§ **Task requirements**: Reproduce the listing that follows with no differences at all.

Figure contents as structured data
++++

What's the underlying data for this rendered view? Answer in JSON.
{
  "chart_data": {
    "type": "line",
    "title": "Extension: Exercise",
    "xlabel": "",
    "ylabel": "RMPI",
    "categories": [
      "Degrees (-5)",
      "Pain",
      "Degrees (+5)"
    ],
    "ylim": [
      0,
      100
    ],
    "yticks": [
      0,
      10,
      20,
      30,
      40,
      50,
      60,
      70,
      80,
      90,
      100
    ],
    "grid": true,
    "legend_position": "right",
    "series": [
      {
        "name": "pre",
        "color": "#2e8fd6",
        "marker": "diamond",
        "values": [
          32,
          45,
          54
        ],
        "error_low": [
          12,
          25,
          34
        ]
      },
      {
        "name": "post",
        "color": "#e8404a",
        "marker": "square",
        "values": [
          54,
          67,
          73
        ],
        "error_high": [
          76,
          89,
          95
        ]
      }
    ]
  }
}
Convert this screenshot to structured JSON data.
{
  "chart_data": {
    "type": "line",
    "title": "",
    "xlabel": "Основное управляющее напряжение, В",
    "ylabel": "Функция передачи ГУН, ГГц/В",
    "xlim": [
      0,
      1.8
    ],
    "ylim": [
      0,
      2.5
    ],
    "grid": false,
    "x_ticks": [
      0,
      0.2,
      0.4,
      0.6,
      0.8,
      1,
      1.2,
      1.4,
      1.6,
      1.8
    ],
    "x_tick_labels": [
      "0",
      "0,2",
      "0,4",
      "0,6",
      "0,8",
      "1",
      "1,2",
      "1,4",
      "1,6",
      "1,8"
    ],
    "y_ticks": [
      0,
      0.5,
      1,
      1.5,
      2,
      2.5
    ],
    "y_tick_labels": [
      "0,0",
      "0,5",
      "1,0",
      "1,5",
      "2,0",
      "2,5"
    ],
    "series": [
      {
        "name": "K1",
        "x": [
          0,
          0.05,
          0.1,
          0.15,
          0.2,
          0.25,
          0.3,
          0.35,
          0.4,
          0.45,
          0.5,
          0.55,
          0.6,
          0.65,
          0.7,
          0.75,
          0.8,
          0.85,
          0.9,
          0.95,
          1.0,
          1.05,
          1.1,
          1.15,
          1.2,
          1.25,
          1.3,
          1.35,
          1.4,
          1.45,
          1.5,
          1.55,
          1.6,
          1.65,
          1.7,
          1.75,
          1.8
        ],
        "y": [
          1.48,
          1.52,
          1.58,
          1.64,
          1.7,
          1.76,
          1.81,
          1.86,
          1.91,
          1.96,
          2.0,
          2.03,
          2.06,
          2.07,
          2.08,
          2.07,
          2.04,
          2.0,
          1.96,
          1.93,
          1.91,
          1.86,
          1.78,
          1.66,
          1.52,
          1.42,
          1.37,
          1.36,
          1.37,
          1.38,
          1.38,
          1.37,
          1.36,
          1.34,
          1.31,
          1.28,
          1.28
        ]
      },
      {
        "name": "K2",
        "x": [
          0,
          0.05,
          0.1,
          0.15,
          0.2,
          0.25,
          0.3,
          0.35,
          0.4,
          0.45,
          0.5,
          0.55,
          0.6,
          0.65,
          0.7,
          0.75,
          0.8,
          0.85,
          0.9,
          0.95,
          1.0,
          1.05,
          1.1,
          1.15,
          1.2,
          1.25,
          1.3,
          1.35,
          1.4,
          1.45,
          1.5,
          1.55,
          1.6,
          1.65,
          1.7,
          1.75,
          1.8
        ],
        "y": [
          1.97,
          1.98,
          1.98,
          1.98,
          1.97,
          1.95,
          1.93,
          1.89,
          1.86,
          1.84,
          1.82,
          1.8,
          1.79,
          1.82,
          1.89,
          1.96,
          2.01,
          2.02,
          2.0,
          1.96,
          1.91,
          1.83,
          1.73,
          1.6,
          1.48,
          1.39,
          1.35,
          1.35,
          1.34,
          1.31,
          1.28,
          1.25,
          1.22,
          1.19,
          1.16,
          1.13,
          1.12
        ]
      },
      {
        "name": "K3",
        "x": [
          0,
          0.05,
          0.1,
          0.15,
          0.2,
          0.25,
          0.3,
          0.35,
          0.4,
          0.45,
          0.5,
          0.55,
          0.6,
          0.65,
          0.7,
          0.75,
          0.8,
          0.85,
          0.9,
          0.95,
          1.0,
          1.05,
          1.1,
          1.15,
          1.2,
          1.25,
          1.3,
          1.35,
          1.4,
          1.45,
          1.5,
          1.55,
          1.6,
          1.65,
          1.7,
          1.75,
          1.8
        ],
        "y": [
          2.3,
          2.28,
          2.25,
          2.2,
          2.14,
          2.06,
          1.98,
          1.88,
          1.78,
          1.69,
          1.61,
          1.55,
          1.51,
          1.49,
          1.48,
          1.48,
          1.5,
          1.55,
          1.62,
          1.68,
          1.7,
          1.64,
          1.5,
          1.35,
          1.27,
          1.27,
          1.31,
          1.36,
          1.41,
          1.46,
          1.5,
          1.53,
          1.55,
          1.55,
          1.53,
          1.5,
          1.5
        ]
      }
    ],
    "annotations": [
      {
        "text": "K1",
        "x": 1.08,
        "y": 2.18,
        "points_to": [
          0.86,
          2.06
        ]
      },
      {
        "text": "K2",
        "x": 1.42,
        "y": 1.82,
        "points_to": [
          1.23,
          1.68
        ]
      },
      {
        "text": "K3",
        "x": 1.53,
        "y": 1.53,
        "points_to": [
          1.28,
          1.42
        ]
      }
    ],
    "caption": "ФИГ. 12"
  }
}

++++

§ **The response**:
What's the underlying data for this rendered view? Answer in JSON.
{
  "chart_data": {
    "type": "line",
    "title": "Extension: Exercise",
    "xlabel": "",
    "ylabel": "RMPI",
    "categories": [
      "Degrees (-5)",
      "Pain",
      "Degrees (+5)"
    ],
    "ylim": [
      0,
      100
    ],
    "yticks": [
      0,
      10,
      20,
      30,
      40,
      50,
      60,
      70,
      80,
      90,
      100
    ],
    "grid": true,
    "legend_position": "right",
    "series": [
      {
        "name": "pre",
        "color": "#2e8fd6",
        "marker": "diamond",
        "values": [
          32,
          45,
          54
        ],
        "error_low": [
          12,
          25,
          34
        ]
      },
      {
        "name": "post",
        "color": "#e8404a",
        "marker": "square",
        "values": [
          54,
          67,
          73
        ],
        "error_high": [
          76,
          89,
          95
        ]
      }
    ]
  }
}
Convert this screenshot to structured JSON data.
{
  "chart_data": {
    "type": "line",
    "title": "",
    "xlabel": "Основное управляющее напряжение, В",
    "ylabel": "Функция передачи ГУН, ГГц/В",
    "xlim": [
      0,
      1.8
    ],
    "ylim": [
      0,
      2.5
    ],
    "grid": false,
    "x_ticks": [
      0,
      0.2,
      0.4,
      0.6,
      0.8,
      1,
      1.2,
      1.4,
      1.6,
      1.8
    ],
    "x_tick_labels": [
      "0",
      "0,2",
      "0,4",
      "0,6",
      "0,8",
      "1",
      "1,2",
      "1,4",
      "1,6",
      "1,8"
    ],
    "y_ticks": [
      0,
      0.5,
      1,
      1.5,
      2,
      2.5
    ],
    "y_tick_labels": [
      "0,0",
      "0,5",
      "1,0",
      "1,5",
      "2,0",
      "2,5"
    ],
    "series": [
      {
        "name": "K1",
        "x": [
          0,
          0.05,
          0.1,
          0.15,
          0.2,
          0.25,
          0.3,
          0.35,
          0.4,
          0.45,
          0.5,
          0.55,
          0.6,
          0.65,
          0.7,
          0.75,
          0.8,
          0.85,
          0.9,
          0.95,
          1.0,
          1.05,
          1.1,
          1.15,
          1.2,
          1.25,
          1.3,
          1.35,
          1.4,
          1.45,
          1.5,
          1.55,
          1.6,
          1.65,
          1.7,
          1.75,
          1.8
        ],
        "y": [
          1.48,
          1.52,
          1.58,
          1.64,
          1.7,
          1.76,
          1.81,
          1.86,
          1.91,
          1.96,
          2.0,
          2.03,
          2.06,
          2.07,
          2.08,
          2.07,
          2.04,
          2.0,
          1.96,
          1.93,
          1.91,
          1.86,
          1.78,
          1.66,
          1.52,
          1.42,
          1.37,
          1.36,
          1.37,
          1.38,
          1.38,
          1.37,
          1.36,
          1.34,
          1.31,
          1.28,
          1.28
        ]
      },
      {
        "name": "K2",
        "x": [
          0,
          0.05,
          0.1,
          0.15,
          0.2,
          0.25,
          0.3,
          0.35,
          0.4,
          0.45,
          0.5,
          0.55,
          0.6,
          0.65,
          0.7,
          0.75,
          0.8,
          0.85,
          0.9,
          0.95,
          1.0,
          1.05,
          1.1,
          1.15,
          1.2,
          1.25,
          1.3,
          1.35,
          1.4,
          1.45,
          1.5,
          1.55,
          1.6,
          1.65,
          1.7,
          1.75,
          1.8
        ],
        "y": [
          1.97,
          1.98,
          1.98,
          1.98,
          1.97,
          1.95,
          1.93,
          1.89,
          1.86,
          1.84,
          1.82,
          1.8,
          1.79,
          1.82,
          1.89,
          1.96,
          2.01,
          2.02,
          2.0,
          1.96,
          1.91,
          1.83,
          1.73,
          1.6,
          1.48,
          1.39,
          1.35,
          1.35,
          1.34,
          1.31,
          1.28,
          1.25,
          1.22,
          1.19,
          1.16,
          1.13,
          1.12
        ]
      },
      {
        "name": "K3",
        "x": [
          0,
          0.05,
          0.1,
          0.15,
          0.2,
          0.25,
          0.3,
          0.35,
          0.4,
          0.45,
          0.5,
          0.55,
          0.6,
          0.65,
          0.7,
          0.75,
          0.8,
          0.85,
          0.9,
          0.95,
          1.0,
          1.05,
          1.1,
          1.15,
          1.2,
          1.25,
          1.3,
          1.35,
          1.4,
          1.45,
          1.5,
          1.55,
          1.6,
          1.65,
          1.7,
          1.75,
          1.8
        ],
        "y": [
          2.3,
          2.28,
          2.25,
          2.2,
          2.14,
          2.06,
          1.98,
          1.88,
          1.78,
          1.69,
          1.61,
          1.55,
          1.51,
          1.49,
          1.48,
          1.48,
          1.5,
          1.55,
          1.62,
          1.68,
          1.7,
          1.64,
          1.5,
          1.35,
          1.27,
          1.27,
          1.31,
          1.36,
          1.41,
          1.46,
          1.5,
          1.53,
          1.55,
          1.55,
          1.53,
          1.5,
          1.5
        ]
      }
    ],
    "annotations": [
      {
        "text": "K1",
        "x": 1.08,
        "y": 2.18,
        "points_to": [
          0.86,
          2.06
        ]
      },
      {
        "text": "K2",
        "x": 1.42,
        "y": 1.82,
        "points_to": [
          1.23,
          1.68
        ]
      },
      {
        "text": "K3",
        "x": 1.53,
        "y": 1.53,
        "points_to": [
          1.28,
          1.42
        ]
      }
    ],
    "caption": "ФИГ. 12"
  }
}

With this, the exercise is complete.